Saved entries
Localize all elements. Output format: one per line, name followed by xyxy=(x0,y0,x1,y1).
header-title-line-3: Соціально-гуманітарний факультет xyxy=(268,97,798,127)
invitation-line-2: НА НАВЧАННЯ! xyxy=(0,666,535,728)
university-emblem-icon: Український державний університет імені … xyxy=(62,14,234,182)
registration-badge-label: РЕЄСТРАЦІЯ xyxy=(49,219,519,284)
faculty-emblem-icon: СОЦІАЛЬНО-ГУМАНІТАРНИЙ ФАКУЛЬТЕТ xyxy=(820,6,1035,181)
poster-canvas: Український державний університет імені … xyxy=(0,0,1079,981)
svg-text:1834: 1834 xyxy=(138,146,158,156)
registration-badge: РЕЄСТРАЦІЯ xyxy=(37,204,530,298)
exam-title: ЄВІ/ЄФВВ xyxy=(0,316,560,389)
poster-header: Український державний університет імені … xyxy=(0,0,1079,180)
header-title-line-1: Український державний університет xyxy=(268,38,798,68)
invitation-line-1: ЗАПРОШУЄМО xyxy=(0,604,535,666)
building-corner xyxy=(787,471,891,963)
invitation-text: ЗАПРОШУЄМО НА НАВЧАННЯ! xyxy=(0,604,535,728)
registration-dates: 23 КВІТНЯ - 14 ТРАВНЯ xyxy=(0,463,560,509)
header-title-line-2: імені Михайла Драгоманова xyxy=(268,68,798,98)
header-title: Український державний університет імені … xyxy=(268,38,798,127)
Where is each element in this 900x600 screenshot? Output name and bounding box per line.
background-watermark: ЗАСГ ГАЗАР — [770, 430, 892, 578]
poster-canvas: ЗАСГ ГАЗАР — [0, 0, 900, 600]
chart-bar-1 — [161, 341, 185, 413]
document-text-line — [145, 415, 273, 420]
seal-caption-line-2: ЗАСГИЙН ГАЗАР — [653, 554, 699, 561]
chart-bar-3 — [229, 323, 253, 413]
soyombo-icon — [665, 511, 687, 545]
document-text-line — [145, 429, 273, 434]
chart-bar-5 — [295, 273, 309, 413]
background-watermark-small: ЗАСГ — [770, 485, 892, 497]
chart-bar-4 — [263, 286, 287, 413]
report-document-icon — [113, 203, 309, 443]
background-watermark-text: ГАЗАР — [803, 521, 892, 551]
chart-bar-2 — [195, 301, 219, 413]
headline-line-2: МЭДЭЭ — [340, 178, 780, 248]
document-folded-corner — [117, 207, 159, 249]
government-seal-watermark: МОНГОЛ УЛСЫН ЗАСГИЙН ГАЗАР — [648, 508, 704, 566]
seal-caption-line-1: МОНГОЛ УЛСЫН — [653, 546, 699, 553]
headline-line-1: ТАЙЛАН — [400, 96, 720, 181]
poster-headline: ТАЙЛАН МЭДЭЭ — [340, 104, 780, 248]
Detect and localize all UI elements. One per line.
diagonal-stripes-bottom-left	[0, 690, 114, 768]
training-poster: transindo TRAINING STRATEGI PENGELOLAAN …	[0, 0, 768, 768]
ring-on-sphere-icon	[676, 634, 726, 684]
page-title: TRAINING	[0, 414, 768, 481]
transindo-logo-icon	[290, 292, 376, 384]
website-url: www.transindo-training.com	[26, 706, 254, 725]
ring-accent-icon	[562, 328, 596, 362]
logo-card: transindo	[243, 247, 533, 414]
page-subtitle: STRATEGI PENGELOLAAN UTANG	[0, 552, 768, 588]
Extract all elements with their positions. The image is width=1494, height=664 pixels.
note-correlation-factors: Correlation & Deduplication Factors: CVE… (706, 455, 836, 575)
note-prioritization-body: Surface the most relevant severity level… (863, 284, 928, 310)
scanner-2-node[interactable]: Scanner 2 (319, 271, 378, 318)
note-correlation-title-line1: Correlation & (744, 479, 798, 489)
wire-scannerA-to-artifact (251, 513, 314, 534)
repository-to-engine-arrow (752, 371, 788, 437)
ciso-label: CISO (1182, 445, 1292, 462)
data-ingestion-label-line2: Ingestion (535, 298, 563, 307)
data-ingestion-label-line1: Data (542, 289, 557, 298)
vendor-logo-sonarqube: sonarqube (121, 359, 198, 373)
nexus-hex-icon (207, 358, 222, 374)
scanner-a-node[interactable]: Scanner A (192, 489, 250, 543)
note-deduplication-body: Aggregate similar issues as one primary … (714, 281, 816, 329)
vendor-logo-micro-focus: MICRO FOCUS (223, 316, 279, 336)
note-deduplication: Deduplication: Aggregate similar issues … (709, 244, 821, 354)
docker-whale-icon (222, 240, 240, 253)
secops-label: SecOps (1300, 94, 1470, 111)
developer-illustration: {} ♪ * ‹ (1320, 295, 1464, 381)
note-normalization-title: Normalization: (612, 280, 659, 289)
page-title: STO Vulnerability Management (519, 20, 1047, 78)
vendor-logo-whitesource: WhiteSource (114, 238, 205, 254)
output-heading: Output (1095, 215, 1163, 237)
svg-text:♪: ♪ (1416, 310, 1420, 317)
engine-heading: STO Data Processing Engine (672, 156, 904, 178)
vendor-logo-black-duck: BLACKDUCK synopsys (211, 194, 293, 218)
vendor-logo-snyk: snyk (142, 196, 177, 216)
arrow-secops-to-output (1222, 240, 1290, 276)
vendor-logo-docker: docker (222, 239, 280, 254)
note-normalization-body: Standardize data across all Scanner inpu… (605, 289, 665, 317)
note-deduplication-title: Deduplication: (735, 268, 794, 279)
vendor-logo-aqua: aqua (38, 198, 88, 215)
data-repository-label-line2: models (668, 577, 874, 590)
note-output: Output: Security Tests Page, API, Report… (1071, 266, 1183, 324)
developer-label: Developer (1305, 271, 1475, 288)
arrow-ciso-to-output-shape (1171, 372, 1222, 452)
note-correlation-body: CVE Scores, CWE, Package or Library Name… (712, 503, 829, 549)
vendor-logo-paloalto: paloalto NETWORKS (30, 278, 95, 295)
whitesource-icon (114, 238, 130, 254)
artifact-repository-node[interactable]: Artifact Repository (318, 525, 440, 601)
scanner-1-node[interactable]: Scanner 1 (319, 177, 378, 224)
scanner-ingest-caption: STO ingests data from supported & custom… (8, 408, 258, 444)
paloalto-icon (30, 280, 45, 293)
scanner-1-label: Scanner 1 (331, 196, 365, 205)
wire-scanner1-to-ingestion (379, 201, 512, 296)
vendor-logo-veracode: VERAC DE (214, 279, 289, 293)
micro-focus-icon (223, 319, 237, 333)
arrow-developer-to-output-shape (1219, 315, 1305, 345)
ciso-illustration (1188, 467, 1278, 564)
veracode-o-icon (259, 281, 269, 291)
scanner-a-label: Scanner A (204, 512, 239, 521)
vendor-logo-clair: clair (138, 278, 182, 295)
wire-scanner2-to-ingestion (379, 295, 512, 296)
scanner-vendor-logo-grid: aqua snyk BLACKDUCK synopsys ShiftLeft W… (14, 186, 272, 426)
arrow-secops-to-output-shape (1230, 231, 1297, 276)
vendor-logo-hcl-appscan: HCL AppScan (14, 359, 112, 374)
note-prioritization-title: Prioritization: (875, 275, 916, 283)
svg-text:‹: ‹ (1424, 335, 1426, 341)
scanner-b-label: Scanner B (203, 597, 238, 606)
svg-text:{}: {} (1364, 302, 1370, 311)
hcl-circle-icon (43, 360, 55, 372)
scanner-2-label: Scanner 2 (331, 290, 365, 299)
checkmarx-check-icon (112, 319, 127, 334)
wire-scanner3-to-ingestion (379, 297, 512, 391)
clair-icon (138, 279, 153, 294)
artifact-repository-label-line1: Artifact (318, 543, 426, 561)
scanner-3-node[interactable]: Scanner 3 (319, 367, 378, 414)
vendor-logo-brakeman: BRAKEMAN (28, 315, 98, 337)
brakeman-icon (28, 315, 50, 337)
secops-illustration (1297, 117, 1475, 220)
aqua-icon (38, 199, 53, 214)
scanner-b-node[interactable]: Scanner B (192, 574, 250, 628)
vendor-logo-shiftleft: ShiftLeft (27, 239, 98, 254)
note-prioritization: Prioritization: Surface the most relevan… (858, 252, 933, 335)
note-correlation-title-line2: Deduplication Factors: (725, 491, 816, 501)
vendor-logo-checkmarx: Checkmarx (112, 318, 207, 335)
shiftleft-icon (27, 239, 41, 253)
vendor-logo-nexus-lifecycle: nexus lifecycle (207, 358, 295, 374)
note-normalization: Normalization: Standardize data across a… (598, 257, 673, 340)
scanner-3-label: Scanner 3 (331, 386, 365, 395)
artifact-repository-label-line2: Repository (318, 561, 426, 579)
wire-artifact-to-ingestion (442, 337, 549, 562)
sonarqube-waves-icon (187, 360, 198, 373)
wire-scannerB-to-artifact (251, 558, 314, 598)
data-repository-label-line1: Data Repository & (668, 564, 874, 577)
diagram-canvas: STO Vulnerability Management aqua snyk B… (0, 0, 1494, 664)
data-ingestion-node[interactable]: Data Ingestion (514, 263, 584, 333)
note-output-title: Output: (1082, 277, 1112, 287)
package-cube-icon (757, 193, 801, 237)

Exercise brief
Repeat the data word for word, starting with its first line and going on through the line with "document-text-line — [145, 415, 273, 420]".

Reply to the exercise
Localize all elements. Output format: one per line, name followed by xyxy=(x0,y0,x1,y1).
header-title-line-3: Соціально-гуманітарний факультет xyxy=(268,97,798,127)
invitation-line-2: НА НАВЧАННЯ! xyxy=(0,666,535,728)
university-emblem-icon: Український державний університет імені … xyxy=(62,14,234,182)
registration-badge-label: РЕЄСТРАЦІЯ xyxy=(49,219,519,284)
faculty-emblem-icon: СОЦІАЛЬНО-ГУМАНІТАРНИЙ ФАКУЛЬТЕТ xyxy=(820,6,1035,181)
poster-canvas: Український державний університет імені … xyxy=(0,0,1079,981)
svg-text:1834: 1834 xyxy=(138,146,158,156)
registration-badge: РЕЄСТРАЦІЯ xyxy=(37,204,530,298)
exam-title: ЄВІ/ЄФВВ xyxy=(0,316,560,389)
poster-header: Український державний університет імені … xyxy=(0,0,1079,180)
header-title-line-1: Український державний університет xyxy=(268,38,798,68)
invitation-line-1: ЗАПРОШУЄМО xyxy=(0,604,535,666)
building-corner xyxy=(787,471,891,963)
invitation-text: ЗАПРОШУЄМО НА НАВЧАННЯ! xyxy=(0,604,535,728)
registration-dates: 23 КВІТНЯ - 14 ТРАВНЯ xyxy=(0,463,560,509)
header-title-line-2: імені Михайла Драгоманова xyxy=(268,68,798,98)
header-title: Український державний університет імені … xyxy=(268,38,798,127)
Where is each element in this 900x600 screenshot? Output name and bounding box per line.
background-watermark: ЗАСГ ГАЗАР — [770, 430, 892, 578]
poster-canvas: ЗАСГ ГАЗАР — [0, 0, 900, 600]
chart-bar-1 — [161, 341, 185, 413]
document-text-line — [145, 415, 273, 420]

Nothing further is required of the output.